# Aim of the exercise:
Write out all of the lines below, exactly and completely.

(Data extracted from a collection)
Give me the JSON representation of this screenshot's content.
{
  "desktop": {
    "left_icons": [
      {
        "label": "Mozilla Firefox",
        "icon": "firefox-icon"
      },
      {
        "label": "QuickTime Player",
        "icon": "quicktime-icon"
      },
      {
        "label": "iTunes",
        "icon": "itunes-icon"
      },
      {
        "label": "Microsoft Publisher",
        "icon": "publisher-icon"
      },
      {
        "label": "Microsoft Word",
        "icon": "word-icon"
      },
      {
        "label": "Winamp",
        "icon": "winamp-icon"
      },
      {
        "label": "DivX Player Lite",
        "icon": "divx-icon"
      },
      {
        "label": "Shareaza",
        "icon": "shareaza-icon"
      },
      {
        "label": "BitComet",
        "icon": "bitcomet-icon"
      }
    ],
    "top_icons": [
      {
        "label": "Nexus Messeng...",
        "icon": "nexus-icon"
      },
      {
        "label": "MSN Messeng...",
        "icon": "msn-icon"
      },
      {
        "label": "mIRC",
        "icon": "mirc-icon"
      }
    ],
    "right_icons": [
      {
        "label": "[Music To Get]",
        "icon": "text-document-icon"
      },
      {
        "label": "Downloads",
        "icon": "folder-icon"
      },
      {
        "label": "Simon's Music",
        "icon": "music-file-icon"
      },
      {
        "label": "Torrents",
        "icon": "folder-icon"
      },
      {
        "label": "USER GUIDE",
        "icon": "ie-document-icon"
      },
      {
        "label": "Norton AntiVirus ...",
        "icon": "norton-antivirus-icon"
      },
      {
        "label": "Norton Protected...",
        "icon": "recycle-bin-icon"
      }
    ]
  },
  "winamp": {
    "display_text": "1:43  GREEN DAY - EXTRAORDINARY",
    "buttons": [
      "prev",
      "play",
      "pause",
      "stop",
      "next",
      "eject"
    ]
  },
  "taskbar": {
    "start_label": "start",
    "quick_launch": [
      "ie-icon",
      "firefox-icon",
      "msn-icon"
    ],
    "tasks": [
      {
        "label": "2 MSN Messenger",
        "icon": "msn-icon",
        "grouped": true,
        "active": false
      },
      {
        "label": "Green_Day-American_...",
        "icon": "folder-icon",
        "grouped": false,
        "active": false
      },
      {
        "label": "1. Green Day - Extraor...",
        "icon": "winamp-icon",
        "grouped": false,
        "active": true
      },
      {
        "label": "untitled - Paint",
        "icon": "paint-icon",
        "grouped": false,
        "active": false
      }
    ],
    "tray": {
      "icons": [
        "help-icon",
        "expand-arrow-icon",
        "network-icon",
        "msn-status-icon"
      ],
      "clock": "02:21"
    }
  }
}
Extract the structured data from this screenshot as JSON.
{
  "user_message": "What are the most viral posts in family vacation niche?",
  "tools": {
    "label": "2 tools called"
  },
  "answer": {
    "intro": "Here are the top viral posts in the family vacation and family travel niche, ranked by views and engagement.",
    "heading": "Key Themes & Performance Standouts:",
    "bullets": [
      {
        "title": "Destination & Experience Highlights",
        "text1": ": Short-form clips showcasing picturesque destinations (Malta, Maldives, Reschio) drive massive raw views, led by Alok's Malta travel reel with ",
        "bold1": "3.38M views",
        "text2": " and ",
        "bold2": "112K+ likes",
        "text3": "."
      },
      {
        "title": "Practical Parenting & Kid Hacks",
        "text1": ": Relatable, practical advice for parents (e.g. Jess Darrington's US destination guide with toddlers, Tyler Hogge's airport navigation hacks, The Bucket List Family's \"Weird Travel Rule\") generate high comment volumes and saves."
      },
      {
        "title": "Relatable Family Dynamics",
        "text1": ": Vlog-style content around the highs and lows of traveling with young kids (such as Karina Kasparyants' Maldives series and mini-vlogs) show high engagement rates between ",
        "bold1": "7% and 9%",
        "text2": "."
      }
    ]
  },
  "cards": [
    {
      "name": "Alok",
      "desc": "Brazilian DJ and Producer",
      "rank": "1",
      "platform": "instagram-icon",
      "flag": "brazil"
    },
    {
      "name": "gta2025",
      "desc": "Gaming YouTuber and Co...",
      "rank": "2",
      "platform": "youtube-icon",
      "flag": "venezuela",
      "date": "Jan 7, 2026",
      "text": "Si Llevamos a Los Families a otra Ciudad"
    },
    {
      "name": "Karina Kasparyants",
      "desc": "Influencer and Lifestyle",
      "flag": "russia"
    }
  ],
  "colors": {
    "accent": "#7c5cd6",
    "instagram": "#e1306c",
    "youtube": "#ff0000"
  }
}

# Answer box:
Give me the JSON representation of this screenshot's content.
{
  "desktop": {
    "left_icons": [
      {
        "label": "Mozilla Firefox",
        "icon": "firefox-icon"
      },
      {
        "label": "QuickTime Player",
        "icon": "quicktime-icon"
      },
      {
        "label": "iTunes",
        "icon": "itunes-icon"
      },
      {
        "label": "Microsoft Publisher",
        "icon": "publisher-icon"
      },
      {
        "label": "Microsoft Word",
        "icon": "word-icon"
      },
      {
        "label": "Winamp",
        "icon": "winamp-icon"
      },
      {
        "label": "DivX Player Lite",
        "icon": "divx-icon"
      },
      {
        "label": "Shareaza",
        "icon": "shareaza-icon"
      },
      {
        "label": "BitComet",
        "icon": "bitcomet-icon"
      }
    ],
    "top_icons": [
      {
        "label": "Nexus Messeng...",
        "icon": "nexus-icon"
      },
      {
        "label": "MSN Messeng...",
        "icon": "msn-icon"
      },
      {
        "label": "mIRC",
        "icon": "mirc-icon"
      }
    ],
    "right_icons": [
      {
        "label": "[Music To Get]",
        "icon": "text-document-icon"
      },
      {
        "label": "Downloads",
        "icon": "folder-icon"
      },
      {
        "label": "Simon's Music",
        "icon": "music-file-icon"
      },
      {
        "label": "Torrents",
        "icon": "folder-icon"
      },
      {
        "label": "USER GUIDE",
        "icon": "ie-document-icon"
      },
      {
        "label": "Norton AntiVirus ...",
        "icon": "norton-antivirus-icon"
      },
      {
        "label": "Norton Protected...",
        "icon": "recycle-bin-icon"
      }
    ]
  },
  "winamp": {
    "display_text": "1:43  GREEN DAY - EXTRAORDINARY",
    "buttons": [
      "prev",
      "play",
      "pause",
      "stop",
      "next",
      "eject"
    ]
  },
  "taskbar": {
    "start_label": "start",
    "quick_launch": [
      "ie-icon",
      "firefox-icon",
      "msn-icon"
    ],
    "tasks": [
      {
        "label": "2 MSN Messenger",
        "icon": "msn-icon",
        "grouped": true,
        "active": false
      },
      {
        "label": "Green_Day-American_...",
        "icon": "folder-icon",
        "grouped": false,
        "active": false
      },
      {
        "label": "1. Green Day - Extraor...",
        "icon": "winamp-icon",
        "grouped": false,
        "active": true
      },
      {
        "label": "untitled - Paint",
        "icon": "paint-icon",
        "grouped": false,
        "active": false
      }
    ],
    "tray": {
      "icons": [
        "help-icon",
        "expand-arrow-icon",
        "network-icon",
        "msn-status-icon"
      ],
      "clock": "02:21"
    }
  }
}
Extract the structured data from this screenshot as JSON.
{
  "user_message": "What are the most viral posts in family vacation niche?",
  "tools": {
    "label": "2 tools called"
  },
  "answer": {
    "intro": "Here are the top viral posts in the family vacation and family travel niche, ranked by views and engagement.",
    "heading": "Key Themes & Performance Standouts:",
    "bullets": [
      {
        "title": "Destination & Experience Highlights",
        "text1": ": Short-form clips showcasing picturesque destinations (Malta, Maldives, Reschio) drive massive raw views, led by Alok's Malta travel reel with ",
        "bold1": "3.38M views",
        "text2": " and ",
        "bold2": "112K+ likes",
        "text3": "."
      },
      {
        "title": "Practical Parenting & Kid Hacks",
        "text1": ": Relatable, practical advice for parents (e.g. Jess Darrington's US destination guide with toddlers, Tyler Hogge's airport navigation hacks, The Bucket List Family's \"Weird Travel Rule\") generate high comment volumes and saves."
      },
      {
        "title": "Relatable Family Dynamics",
        "text1": ": Vlog-style content around the highs and lows of traveling with young kids (such as Karina Kasparyants' Maldives series and mini-vlogs) show high engagement rates between ",
        "bold1": "7% and 9%",
        "text2": "."
      }
    ]
  },
  "cards": [
    {
      "name": "Alok",
      "desc": "Brazilian DJ and Producer",
      "rank": "1",
      "platform": "instagram-icon",
      "flag": "brazil"
    },
    {
      "name": "gta2025",
      "desc": "Gaming YouTuber and Co...",
      "rank": "2",
      "platform": "youtube-icon",
      "flag": "venezuela",
      "date": "Jan 7, 2026",
      "text": "Si Llevamos a Los Families a otra Ciudad"
    },
    {
      "name": "Karina Kasparyants",
      "desc": "Influencer and Lifestyle",
      "flag": "russia"
    }
  ],
  "colors": {
    "accent": "#7c5cd6",
    "instagram": "#e1306c",
    "youtube": "#ff0000"
  }
}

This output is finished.